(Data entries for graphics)
----------

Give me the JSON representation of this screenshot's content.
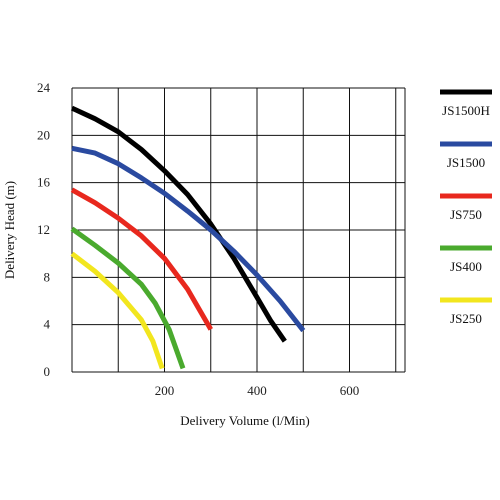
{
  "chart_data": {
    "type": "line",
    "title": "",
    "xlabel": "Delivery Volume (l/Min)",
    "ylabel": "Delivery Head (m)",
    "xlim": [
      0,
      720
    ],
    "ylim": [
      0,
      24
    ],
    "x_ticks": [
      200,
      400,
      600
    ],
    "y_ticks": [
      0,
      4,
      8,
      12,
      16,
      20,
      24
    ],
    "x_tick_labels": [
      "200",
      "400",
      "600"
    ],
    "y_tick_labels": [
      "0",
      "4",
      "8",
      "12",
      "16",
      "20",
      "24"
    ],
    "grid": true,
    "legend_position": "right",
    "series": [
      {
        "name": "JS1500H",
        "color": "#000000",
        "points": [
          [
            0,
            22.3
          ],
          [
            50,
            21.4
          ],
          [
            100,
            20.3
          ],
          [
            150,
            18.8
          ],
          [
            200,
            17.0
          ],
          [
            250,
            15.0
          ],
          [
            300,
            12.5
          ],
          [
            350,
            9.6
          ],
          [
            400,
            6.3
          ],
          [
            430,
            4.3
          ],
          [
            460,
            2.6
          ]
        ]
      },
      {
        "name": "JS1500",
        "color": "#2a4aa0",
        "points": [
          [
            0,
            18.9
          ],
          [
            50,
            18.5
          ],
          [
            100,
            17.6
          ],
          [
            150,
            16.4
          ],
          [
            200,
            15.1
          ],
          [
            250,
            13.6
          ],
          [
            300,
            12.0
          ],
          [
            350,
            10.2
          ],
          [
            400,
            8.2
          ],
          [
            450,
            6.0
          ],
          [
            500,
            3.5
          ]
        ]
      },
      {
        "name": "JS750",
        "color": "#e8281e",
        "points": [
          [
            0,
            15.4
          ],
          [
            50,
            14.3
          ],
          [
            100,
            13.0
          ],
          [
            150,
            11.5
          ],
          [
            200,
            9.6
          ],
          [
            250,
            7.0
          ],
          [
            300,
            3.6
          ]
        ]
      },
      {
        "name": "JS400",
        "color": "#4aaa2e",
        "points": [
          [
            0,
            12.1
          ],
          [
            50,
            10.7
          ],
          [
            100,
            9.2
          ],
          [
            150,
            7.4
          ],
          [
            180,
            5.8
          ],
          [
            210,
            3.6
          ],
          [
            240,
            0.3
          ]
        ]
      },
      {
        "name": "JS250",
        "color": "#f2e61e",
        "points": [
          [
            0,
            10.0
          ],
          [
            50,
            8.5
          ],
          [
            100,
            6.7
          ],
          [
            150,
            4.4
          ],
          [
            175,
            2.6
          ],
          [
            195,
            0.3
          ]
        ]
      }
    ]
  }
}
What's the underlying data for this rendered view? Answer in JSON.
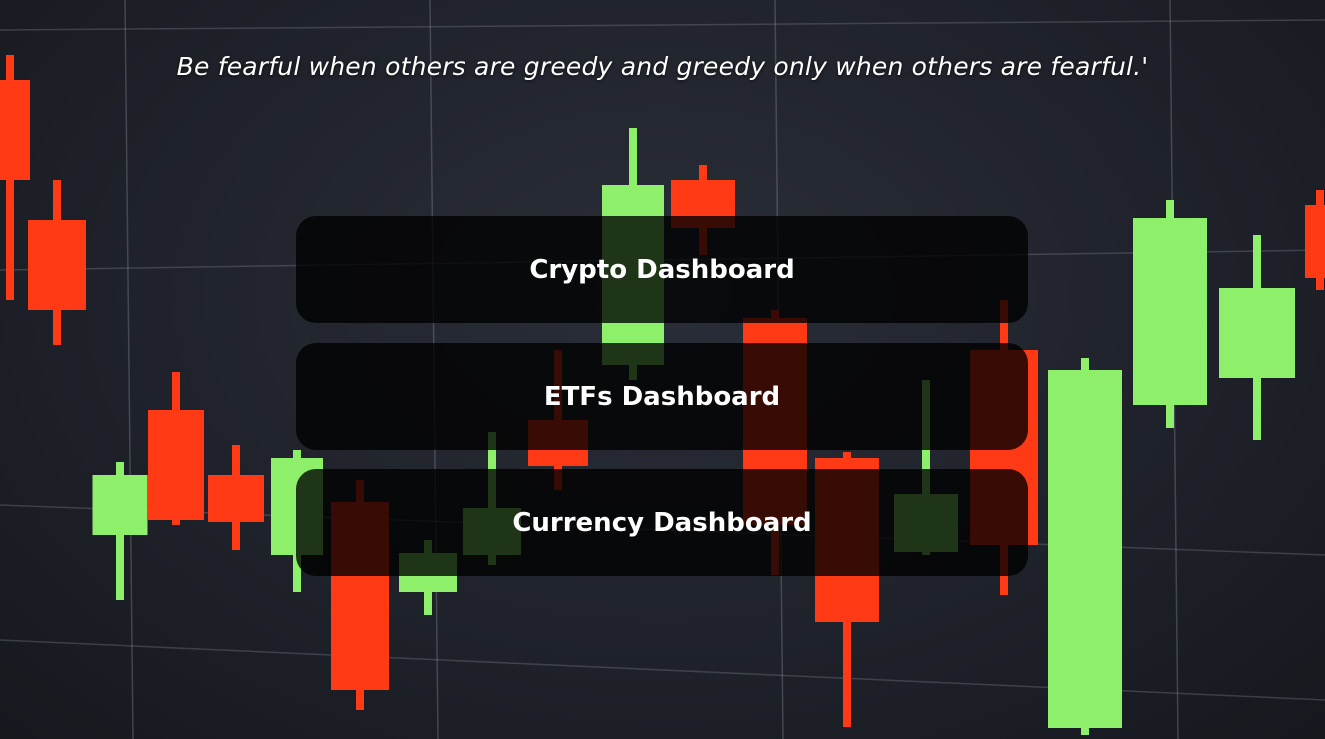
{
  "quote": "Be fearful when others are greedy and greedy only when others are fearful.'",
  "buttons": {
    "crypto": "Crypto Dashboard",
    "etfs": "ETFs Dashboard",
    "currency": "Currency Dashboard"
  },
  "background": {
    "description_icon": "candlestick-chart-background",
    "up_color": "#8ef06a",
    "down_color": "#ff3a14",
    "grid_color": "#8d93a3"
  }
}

----------

The records above must be transcribed exactly. Pictures are left out of the copy.

◆ Response for this exercise:
Give me the JSON representation of this screenshot's content.
{
  "chart_data": {
    "type": "line",
    "title": "",
    "xlabel": "Delivery Volume (l/Min)",
    "ylabel": "Delivery Head (m)",
    "xlim": [
      0,
      720
    ],
    "ylim": [
      0,
      24
    ],
    "x_ticks": [
      200,
      400,
      600
    ],
    "y_ticks": [
      0,
      4,
      8,
      12,
      16,
      20,
      24
    ],
    "x_tick_labels": [
      "200",
      "400",
      "600"
    ],
    "y_tick_labels": [
      "0",
      "4",
      "8",
      "12",
      "16",
      "20",
      "24"
    ],
    "grid": true,
    "legend_position": "right",
    "series": [
      {
        "name": "JS1500H",
        "color": "#000000",
        "points": [
          [
            0,
            22.3
          ],
          [
            50,
            21.4
          ],
          [
            100,
            20.3
          ],
          [
            150,
            18.8
          ],
          [
            200,
            17.0
          ],
          [
            250,
            15.0
          ],
          [
            300,
            12.5
          ],
          [
            350,
            9.6
          ],
          [
            400,
            6.3
          ],
          [
            430,
            4.3
          ],
          [
            460,
            2.6
          ]
        ]
      },
      {
        "name": "JS1500",
        "color": "#2a4aa0",
        "points": [
          [
            0,
            18.9
          ],
          [
            50,
            18.5
          ],
          [
            100,
            17.6
          ],
          [
            150,
            16.4
          ],
          [
            200,
            15.1
          ],
          [
            250,
            13.6
          ],
          [
            300,
            12.0
          ],
          [
            350,
            10.2
          ],
          [
            400,
            8.2
          ],
          [
            450,
            6.0
          ],
          [
            500,
            3.5
          ]
        ]
      },
      {
        "name": "JS750",
        "color": "#e8281e",
        "points": [
          [
            0,
            15.4
          ],
          [
            50,
            14.3
          ],
          [
            100,
            13.0
          ],
          [
            150,
            11.5
          ],
          [
            200,
            9.6
          ],
          [
            250,
            7.0
          ],
          [
            300,
            3.6
          ]
        ]
      },
      {
        "name": "JS400",
        "color": "#4aaa2e",
        "points": [
          [
            0,
            12.1
          ],
          [
            50,
            10.7
          ],
          [
            100,
            9.2
          ],
          [
            150,
            7.4
          ],
          [
            180,
            5.8
          ],
          [
            210,
            3.6
          ],
          [
            240,
            0.3
          ]
        ]
      },
      {
        "name": "JS250",
        "color": "#f2e61e",
        "points": [
          [
            0,
            10.0
          ],
          [
            50,
            8.5
          ],
          [
            100,
            6.7
          ],
          [
            150,
            4.4
          ],
          [
            175,
            2.6
          ],
          [
            195,
            0.3
          ]
        ]
      }
    ]
  }
}
What's the underlying data for this rendered view? Answer in JSON.
{
  "quote": "Be fearful when others are greedy and greedy only when others are fearful.'",
  "buttons": {
    "crypto": "Crypto Dashboard",
    "etfs": "ETFs Dashboard",
    "currency": "Currency Dashboard"
  },
  "background": {
    "description_icon": "candlestick-chart-background",
    "up_color": "#8ef06a",
    "down_color": "#ff3a14",
    "grid_color": "#8d93a3"
  }
}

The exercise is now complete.